- _WHAT THIS TASK INVOLVES_
Your task is to copy the listing exactly, with the pictures left out.
#### RECORDS FOR THE EXERCISE
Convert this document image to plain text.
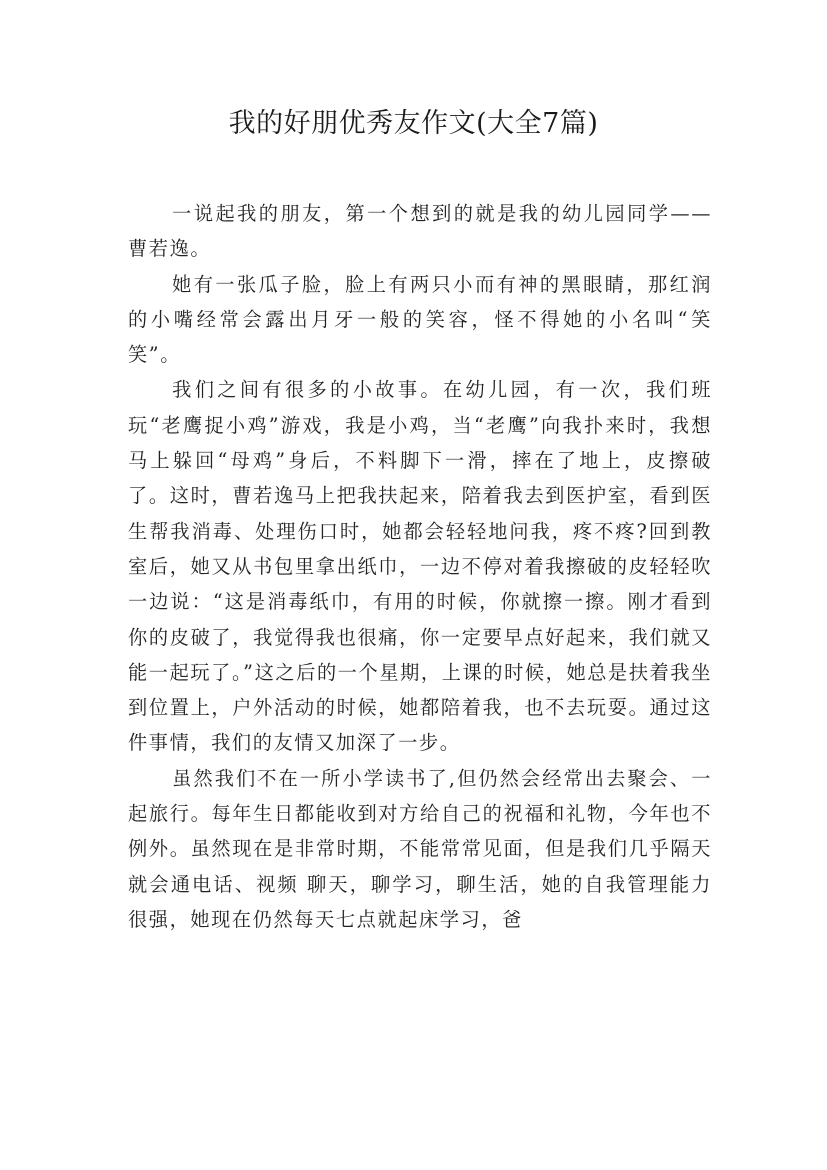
我的好朋优秀友作文(大全7篇)

一说起我的朋友，第一个想到的就是我的幼儿园同学——曹若逸。

她有一张瓜子脸，脸上有两只小而有神的黑眼睛，那红润的小嘴经常会露出月牙一般的笑容，怪不得她的小名叫“笑笑”。

我们之间有很多的小故事。在幼儿园，有一次，我们班玩“老鹰捉小鸡”游戏，我是小鸡，当“老鹰”向我扑来时，我想马上躲回“母鸡”身后，不料脚下一滑，摔在了地上，皮擦破了。这时，曹若逸马上把我扶起来，陪着我去到医护室，看到医生帮我消毒、处理伤口时，她都会轻轻地问我，疼不疼?回到教室后，她又从书包里拿出纸巾，一边不停对着我擦破的皮轻轻吹一边说：“这是消毒纸巾，有用的时候，你就擦一擦。刚才看到你的皮破了，我觉得我也很痛，你一定要早点好起来，我们就又能一起玩了。”这之后的一个星期，上课的时候，她总是扶着我坐到位置上，户外活动的时候，她都陪着我，也不去玩耍。通过这件事情，我们的友情又加深了一步。

虽然我们不在一所小学读书了,但仍然会经常出去聚会、一起旅行。每年生日都能收到对方给自己的祝福和礼物，今年也不例外。虽然现在是非常时期，不能常常见面，但是我们几乎隔天就会通电话、视频 聊天，聊学习，聊生活，她的自我管理能力很强，她现在仍然每天七点就起床学习，爸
########
- _FINISHED TASK_
Convert this document image to plain text.
我的好朋优秀友作文(大全7篇)

一说起我的朋友，第一个想到的就是我的幼儿园同学——曹若逸。

她有一张瓜子脸，脸上有两只小而有神的黑眼睛，那红润的小嘴经常会露出月牙一般的笑容，怪不得她的小名叫“笑笑”。

我们之间有很多的小故事。在幼儿园，有一次，我们班玩“老鹰捉小鸡”游戏，我是小鸡，当“老鹰”向我扑来时，我想马上躲回“母鸡”身后，不料脚下一滑，摔在了地上，皮擦破了。这时，曹若逸马上把我扶起来，陪着我去到医护室，看到医生帮我消毒、处理伤口时，她都会轻轻地问我，疼不疼?回到教室后，她又从书包里拿出纸巾，一边不停对着我擦破的皮轻轻吹一边说：“这是消毒纸巾，有用的时候，你就擦一擦。刚才看到你的皮破了，我觉得我也很痛，你一定要早点好起来，我们就又能一起玩了。”这之后的一个星期，上课的时候，她总是扶着我坐到位置上，户外活动的时候，她都陪着我，也不去玩耍。通过这件事情，我们的友情又加深了一步。

虽然我们不在一所小学读书了,但仍然会经常出去聚会、一起旅行。每年生日都能收到对方给自己的祝福和礼物，今年也不例外。虽然现在是非常时期，不能常常见面，但是我们几乎隔天就会通电话、视频 聊天，聊学习，聊生活，她的自我管理能力很强，她现在仍然每天七点就起床学习，爸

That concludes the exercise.